Leaving out the pictures, please retype each record exactly.

-- Records for the exercise start --

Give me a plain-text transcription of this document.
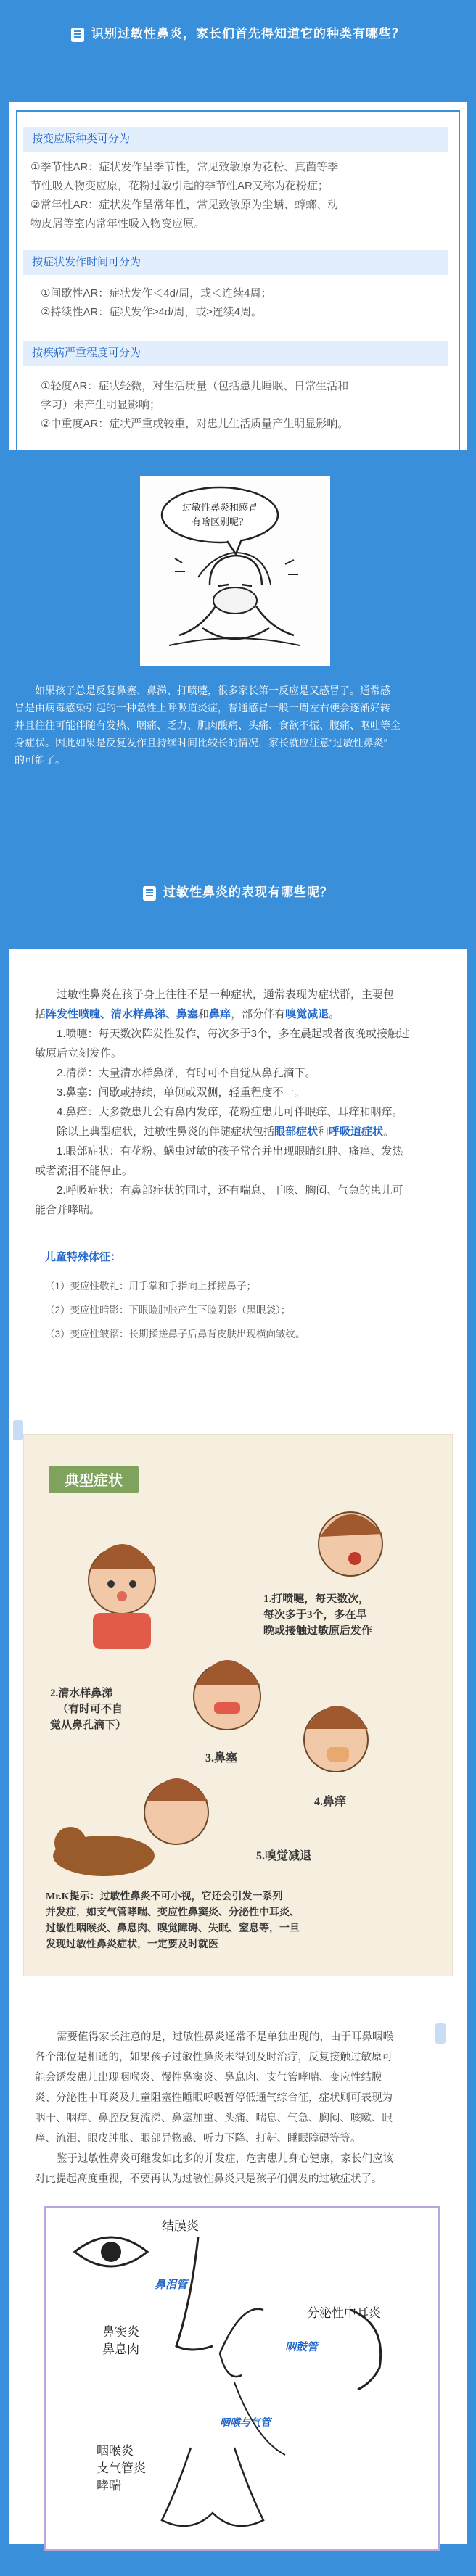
识别过敏性鼻炎，家长们首先得知道它的种类有哪些？
按变应原种类可分为
①季节性AR：症状发作呈季节性，常见致敏原为花粉、真菌等季
节性吸入物变应原，花粉过敏引起的季节性AR又称为花粉症；
②常年性AR：症状发作呈常年性，常见致敏原为尘螨、蟑螂、动
物皮屑等室内常年性吸入物变应原。
按症状发作时间可分为
①间歇性AR：症状发作＜4d/周，或＜连续4周；
②持续性AR：症状发作≥4d/周，或≥连续4周。
按疾病严重程度可分为
①轻度AR：症状轻微，对生活质量（包括患儿睡眠、日常生活和
学习）未产生明显影响；
②中重度AR：症状严重或较重，对患儿生活质量产生明显影响。
过敏性鼻炎和感冒
有啥区别呢？
如果孩子总是反复鼻塞、鼻涕、打喷嚏，很多家长第一反应是又感冒了。通常感
冒是由病毒感染引起的一种急性上呼吸道炎症，普通感冒一般一周左右便会逐渐好转
并且往往可能伴随有发热、咽痛、乏力、肌肉酸痛、头痛、食欲不振、腹痛、呕吐等全
身症状。因此如果是反复发作且持续时间比较长的情况，家长就应注意“过敏性鼻炎”
的可能了。
过敏性鼻炎的表现有哪些呢？
过敏性鼻炎在孩子身上往往不是一种症状，通常表现为症状群，主要包
括阵发性喷嚏、清水样鼻涕、鼻塞和鼻痒，部分伴有嗅觉减退。
1.喷嚏：每天数次阵发性发作，每次多于3个，多在晨起或者夜晚或接触过
敏原后立刻发作。
2.清涕：大量清水样鼻涕，有时可不自觉从鼻孔滴下。
3.鼻塞：间歇或持续，单侧或双侧，轻重程度不一。
4.鼻痒：大多数患儿会有鼻内发痒，花粉症患儿可伴眼痒、耳痒和咽痒。
除以上典型症状，过敏性鼻炎的伴随症状包括眼部症状和呼吸道症状。
1.眼部症状：有花粉、螨虫过敏的孩子常合并出现眼睛红肿、瘙痒、发热
或者流泪不能停止。
2.呼吸症状：有鼻部症状的同时，还有喘息、干咳、胸闷、气急的患儿可
能合并哮喘。
儿童特殊体征：
（1）变应性敬礼：用手掌和手指向上揉搓鼻子；
（2）变应性暗影：下眼睑肿胀产生下睑阴影（黑眼袋）；
（3）变应性皱褶：长期揉搓鼻子后鼻背皮肤出现横向皱纹。
典型症状
1.打喷嚏，每天数次，
每次多于3个，多在早
晚或接触过敏原后发作
2.清水样鼻涕
（有时可不自
觉从鼻孔滴下）
3.鼻塞
4.鼻痒
5.嗅觉减退
Mr.K提示：过敏性鼻炎不可小视，它还会引发一系列
并发症，如支气管哮喘、变应性鼻窦炎、分泌性中耳炎、
过敏性咽喉炎、鼻息肉、嗅觉障碍、失眠、窒息等，一旦
发现过敏性鼻炎症状，一定要及时就医
需要值得家长注意的是，过敏性鼻炎通常不是单独出现的，由于耳鼻咽喉
各个部位是相通的，如果孩子过敏性鼻炎未得到及时治疗，反复接触过敏原可
能会诱发患儿出现咽喉炎、慢性鼻窦炎、鼻息肉、支气管哮喘、变应性结膜
炎、分泌性中耳炎及儿童阻塞性睡眠呼吸暂停低通气综合征，症状则可表现为
咽干、咽痒、鼻腔反复流涕、鼻塞加重、头痛、喘息、气急、胸闷、咳嗽、眼
痒、流泪、眼皮肿胀、眼部异物感、听力下降、打鼾、睡眠障碍等等。
鉴于过敏性鼻炎可继发如此多的并发症，危害患儿身心健康，家长们应该
对此提起高度重视，不要再认为过敏性鼻炎只是孩子们偶发的过敏症状了。
结膜炎
鼻窦炎
鼻息肉
分泌性中耳炎
咽喉炎
支气管炎
哮喘
鼻泪管
咽鼓管
咽喉与气管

-- Records for the exercise end --

▸ Correct output:
Give me a plain-text transcription of this document.
识别过敏性鼻炎，家长们首先得知道它的种类有哪些？
按变应原种类可分为
①季节性AR：症状发作呈季节性，常见致敏原为花粉、真菌等季
节性吸入物变应原，花粉过敏引起的季节性AR又称为花粉症；
②常年性AR：症状发作呈常年性，常见致敏原为尘螨、蟑螂、动
物皮屑等室内常年性吸入物变应原。
按症状发作时间可分为
①间歇性AR：症状发作＜4d/周，或＜连续4周；
②持续性AR：症状发作≥4d/周，或≥连续4周。
按疾病严重程度可分为
①轻度AR：症状轻微，对生活质量（包括患儿睡眠、日常生活和
学习）未产生明显影响；
②中重度AR：症状严重或较重，对患儿生活质量产生明显影响。
过敏性鼻炎和感冒
有啥区别呢？
如果孩子总是反复鼻塞、鼻涕、打喷嚏，很多家长第一反应是又感冒了。通常感
冒是由病毒感染引起的一种急性上呼吸道炎症，普通感冒一般一周左右便会逐渐好转
并且往往可能伴随有发热、咽痛、乏力、肌肉酸痛、头痛、食欲不振、腹痛、呕吐等全
身症状。因此如果是反复发作且持续时间比较长的情况，家长就应注意“过敏性鼻炎”
的可能了。
过敏性鼻炎的表现有哪些呢？
过敏性鼻炎在孩子身上往往不是一种症状，通常表现为症状群，主要包
括阵发性喷嚏、清水样鼻涕、鼻塞和鼻痒，部分伴有嗅觉减退。
1.喷嚏：每天数次阵发性发作，每次多于3个，多在晨起或者夜晚或接触过
敏原后立刻发作。
2.清涕：大量清水样鼻涕，有时可不自觉从鼻孔滴下。
3.鼻塞：间歇或持续，单侧或双侧，轻重程度不一。
4.鼻痒：大多数患儿会有鼻内发痒，花粉症患儿可伴眼痒、耳痒和咽痒。
除以上典型症状，过敏性鼻炎的伴随症状包括眼部症状和呼吸道症状。
1.眼部症状：有花粉、螨虫过敏的孩子常合并出现眼睛红肿、瘙痒、发热
或者流泪不能停止。
2.呼吸症状：有鼻部症状的同时，还有喘息、干咳、胸闷、气急的患儿可
能合并哮喘。
儿童特殊体征：
（1）变应性敬礼：用手掌和手指向上揉搓鼻子；
（2）变应性暗影：下眼睑肿胀产生下睑阴影（黑眼袋）；
（3）变应性皱褶：长期揉搓鼻子后鼻背皮肤出现横向皱纹。
典型症状
1.打喷嚏，每天数次，
每次多于3个，多在早
晚或接触过敏原后发作
2.清水样鼻涕
（有时可不自
觉从鼻孔滴下）
3.鼻塞
4.鼻痒
5.嗅觉减退
Mr.K提示：过敏性鼻炎不可小视，它还会引发一系列
并发症，如支气管哮喘、变应性鼻窦炎、分泌性中耳炎、
过敏性咽喉炎、鼻息肉、嗅觉障碍、失眠、窒息等，一旦
发现过敏性鼻炎症状，一定要及时就医
需要值得家长注意的是，过敏性鼻炎通常不是单独出现的，由于耳鼻咽喉
各个部位是相通的，如果孩子过敏性鼻炎未得到及时治疗，反复接触过敏原可
能会诱发患儿出现咽喉炎、慢性鼻窦炎、鼻息肉、支气管哮喘、变应性结膜
炎、分泌性中耳炎及儿童阻塞性睡眠呼吸暂停低通气综合征，症状则可表现为
咽干、咽痒、鼻腔反复流涕、鼻塞加重、头痛、喘息、气急、胸闷、咳嗽、眼
痒、流泪、眼皮肿胀、眼部异物感、听力下降、打鼾、睡眠障碍等等。
鉴于过敏性鼻炎可继发如此多的并发症，危害患儿身心健康，家长们应该
对此提起高度重视，不要再认为过敏性鼻炎只是孩子们偶发的过敏症状了。
结膜炎
鼻窦炎
鼻息肉
分泌性中耳炎
咽喉炎
支气管炎
哮喘
鼻泪管
咽鼓管
咽喉与气管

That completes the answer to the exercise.